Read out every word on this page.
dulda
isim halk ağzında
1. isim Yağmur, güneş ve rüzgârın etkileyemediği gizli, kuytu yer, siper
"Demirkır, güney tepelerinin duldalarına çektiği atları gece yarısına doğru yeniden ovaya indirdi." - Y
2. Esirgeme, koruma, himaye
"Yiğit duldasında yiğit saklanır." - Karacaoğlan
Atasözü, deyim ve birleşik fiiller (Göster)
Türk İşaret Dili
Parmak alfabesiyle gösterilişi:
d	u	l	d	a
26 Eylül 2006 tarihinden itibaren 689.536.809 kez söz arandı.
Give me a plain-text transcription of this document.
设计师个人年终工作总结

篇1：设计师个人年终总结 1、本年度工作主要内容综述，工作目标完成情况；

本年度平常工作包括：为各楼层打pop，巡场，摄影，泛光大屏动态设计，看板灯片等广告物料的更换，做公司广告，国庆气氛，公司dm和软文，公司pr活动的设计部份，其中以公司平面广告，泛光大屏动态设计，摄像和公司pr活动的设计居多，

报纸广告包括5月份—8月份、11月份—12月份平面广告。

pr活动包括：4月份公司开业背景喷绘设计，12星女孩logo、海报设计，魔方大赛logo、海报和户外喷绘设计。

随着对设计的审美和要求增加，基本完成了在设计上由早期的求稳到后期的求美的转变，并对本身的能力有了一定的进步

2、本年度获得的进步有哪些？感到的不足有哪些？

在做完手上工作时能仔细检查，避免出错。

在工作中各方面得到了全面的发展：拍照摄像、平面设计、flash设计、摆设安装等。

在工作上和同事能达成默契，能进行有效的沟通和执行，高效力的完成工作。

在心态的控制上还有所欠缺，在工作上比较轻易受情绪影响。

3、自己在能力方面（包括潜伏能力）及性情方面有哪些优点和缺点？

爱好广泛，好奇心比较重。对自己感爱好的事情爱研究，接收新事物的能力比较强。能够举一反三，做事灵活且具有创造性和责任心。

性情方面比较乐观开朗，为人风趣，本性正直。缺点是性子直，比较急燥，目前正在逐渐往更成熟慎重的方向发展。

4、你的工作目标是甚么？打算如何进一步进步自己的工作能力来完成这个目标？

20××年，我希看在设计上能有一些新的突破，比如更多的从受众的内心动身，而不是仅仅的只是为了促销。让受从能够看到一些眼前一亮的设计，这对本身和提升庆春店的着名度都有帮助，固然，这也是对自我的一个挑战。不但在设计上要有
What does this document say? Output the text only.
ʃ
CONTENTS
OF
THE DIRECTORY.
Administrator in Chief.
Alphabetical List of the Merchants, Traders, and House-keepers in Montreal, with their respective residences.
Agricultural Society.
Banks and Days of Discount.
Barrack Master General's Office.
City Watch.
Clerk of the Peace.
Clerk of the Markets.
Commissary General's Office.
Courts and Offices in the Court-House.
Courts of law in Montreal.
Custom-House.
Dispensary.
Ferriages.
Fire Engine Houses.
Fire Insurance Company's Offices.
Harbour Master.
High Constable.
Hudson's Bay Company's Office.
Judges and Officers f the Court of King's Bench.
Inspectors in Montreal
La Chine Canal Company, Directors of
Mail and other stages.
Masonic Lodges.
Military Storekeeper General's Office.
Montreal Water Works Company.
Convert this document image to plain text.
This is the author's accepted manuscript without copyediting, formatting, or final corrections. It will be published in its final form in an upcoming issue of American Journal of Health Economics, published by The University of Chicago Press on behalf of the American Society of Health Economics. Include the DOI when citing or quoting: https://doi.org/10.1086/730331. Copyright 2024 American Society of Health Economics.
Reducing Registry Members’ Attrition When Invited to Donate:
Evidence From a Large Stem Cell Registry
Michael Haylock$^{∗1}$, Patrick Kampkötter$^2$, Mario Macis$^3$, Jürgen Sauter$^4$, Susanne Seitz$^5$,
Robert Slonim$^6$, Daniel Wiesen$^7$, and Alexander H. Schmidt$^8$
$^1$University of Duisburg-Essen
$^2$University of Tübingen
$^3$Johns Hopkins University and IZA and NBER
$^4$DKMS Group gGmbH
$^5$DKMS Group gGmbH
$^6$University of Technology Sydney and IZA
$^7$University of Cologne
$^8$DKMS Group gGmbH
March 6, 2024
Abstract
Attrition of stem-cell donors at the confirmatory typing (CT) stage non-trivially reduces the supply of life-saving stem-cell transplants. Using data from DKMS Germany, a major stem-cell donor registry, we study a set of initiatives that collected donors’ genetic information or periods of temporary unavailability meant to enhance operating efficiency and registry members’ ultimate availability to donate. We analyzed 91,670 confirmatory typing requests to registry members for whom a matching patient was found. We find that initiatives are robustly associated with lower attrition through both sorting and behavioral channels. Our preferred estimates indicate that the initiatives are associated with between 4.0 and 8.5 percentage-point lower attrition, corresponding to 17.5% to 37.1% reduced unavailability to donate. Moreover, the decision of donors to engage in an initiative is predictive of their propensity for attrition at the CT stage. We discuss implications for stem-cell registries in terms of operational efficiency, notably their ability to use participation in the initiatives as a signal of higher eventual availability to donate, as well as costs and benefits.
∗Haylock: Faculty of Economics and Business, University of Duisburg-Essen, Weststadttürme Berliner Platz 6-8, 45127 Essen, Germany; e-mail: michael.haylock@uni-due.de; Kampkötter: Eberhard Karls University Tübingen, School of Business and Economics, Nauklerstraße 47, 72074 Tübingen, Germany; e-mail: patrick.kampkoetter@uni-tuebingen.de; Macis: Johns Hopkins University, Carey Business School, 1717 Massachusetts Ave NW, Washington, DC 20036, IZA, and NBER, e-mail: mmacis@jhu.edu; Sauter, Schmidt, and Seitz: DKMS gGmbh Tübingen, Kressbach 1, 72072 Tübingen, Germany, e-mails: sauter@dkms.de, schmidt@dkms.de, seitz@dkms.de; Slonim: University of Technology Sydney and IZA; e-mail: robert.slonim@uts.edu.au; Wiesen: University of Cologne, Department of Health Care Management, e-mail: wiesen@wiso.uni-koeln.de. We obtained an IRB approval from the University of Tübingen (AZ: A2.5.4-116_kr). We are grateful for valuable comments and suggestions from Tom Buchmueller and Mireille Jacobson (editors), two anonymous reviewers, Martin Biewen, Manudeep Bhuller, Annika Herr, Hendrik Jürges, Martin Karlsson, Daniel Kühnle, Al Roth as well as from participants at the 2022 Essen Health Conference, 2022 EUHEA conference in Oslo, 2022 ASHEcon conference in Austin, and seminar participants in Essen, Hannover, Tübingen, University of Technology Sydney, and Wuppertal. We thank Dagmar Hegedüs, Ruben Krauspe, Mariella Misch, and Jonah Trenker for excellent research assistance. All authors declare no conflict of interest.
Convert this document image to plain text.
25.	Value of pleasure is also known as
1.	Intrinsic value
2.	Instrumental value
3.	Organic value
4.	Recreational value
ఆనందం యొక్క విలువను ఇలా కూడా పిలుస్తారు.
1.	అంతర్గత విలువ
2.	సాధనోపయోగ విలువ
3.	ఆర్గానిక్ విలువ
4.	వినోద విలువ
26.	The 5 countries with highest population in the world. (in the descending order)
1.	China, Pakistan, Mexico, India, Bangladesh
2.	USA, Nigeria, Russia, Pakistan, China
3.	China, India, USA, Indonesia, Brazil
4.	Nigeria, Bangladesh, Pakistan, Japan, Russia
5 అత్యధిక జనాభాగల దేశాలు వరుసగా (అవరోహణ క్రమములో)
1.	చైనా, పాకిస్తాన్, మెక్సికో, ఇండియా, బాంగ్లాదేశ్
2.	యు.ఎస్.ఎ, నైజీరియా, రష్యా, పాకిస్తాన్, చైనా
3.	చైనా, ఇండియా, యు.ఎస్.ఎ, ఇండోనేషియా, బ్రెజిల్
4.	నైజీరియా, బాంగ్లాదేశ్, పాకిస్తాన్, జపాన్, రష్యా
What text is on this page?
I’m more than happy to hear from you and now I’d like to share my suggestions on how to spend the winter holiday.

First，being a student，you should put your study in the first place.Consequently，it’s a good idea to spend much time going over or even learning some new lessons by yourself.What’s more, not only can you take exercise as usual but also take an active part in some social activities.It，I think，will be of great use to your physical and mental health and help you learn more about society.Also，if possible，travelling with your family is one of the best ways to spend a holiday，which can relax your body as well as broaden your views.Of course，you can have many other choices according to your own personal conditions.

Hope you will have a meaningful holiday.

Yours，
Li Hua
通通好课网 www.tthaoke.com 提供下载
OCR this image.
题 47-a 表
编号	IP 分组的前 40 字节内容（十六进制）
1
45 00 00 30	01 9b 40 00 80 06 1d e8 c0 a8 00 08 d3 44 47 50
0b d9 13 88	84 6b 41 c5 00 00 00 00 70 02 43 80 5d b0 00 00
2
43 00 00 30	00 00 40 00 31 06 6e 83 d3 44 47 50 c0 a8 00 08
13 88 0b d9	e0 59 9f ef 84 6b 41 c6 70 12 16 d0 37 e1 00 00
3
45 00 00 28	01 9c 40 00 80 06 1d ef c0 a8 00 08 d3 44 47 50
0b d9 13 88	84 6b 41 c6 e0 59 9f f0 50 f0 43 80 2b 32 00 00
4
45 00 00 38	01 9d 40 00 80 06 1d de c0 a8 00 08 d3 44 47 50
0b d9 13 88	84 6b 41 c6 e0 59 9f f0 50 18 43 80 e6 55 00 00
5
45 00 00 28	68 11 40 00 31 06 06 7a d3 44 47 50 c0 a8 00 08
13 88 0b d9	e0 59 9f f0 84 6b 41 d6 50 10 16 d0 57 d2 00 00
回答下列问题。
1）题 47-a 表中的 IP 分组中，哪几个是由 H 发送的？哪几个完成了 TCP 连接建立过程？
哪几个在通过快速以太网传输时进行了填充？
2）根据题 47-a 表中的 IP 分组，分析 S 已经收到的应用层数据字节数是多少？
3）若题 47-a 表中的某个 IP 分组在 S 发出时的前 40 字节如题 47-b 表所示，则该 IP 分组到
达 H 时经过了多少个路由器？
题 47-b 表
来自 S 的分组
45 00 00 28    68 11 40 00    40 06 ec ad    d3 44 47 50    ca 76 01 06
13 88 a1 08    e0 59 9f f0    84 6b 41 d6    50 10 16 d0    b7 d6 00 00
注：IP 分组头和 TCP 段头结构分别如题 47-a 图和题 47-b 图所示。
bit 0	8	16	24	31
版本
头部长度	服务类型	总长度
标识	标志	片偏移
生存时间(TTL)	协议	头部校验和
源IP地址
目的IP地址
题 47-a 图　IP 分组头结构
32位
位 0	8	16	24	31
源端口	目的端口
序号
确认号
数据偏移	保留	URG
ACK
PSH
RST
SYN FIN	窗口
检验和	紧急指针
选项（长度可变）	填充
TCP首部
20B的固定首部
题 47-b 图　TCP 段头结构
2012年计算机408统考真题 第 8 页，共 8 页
- - - - -
**DIRECTIONS**
Your answer should be a single number: the count of lines in the entries that contain the word "Russia".

**RESPONSE TO THIS TASK**
2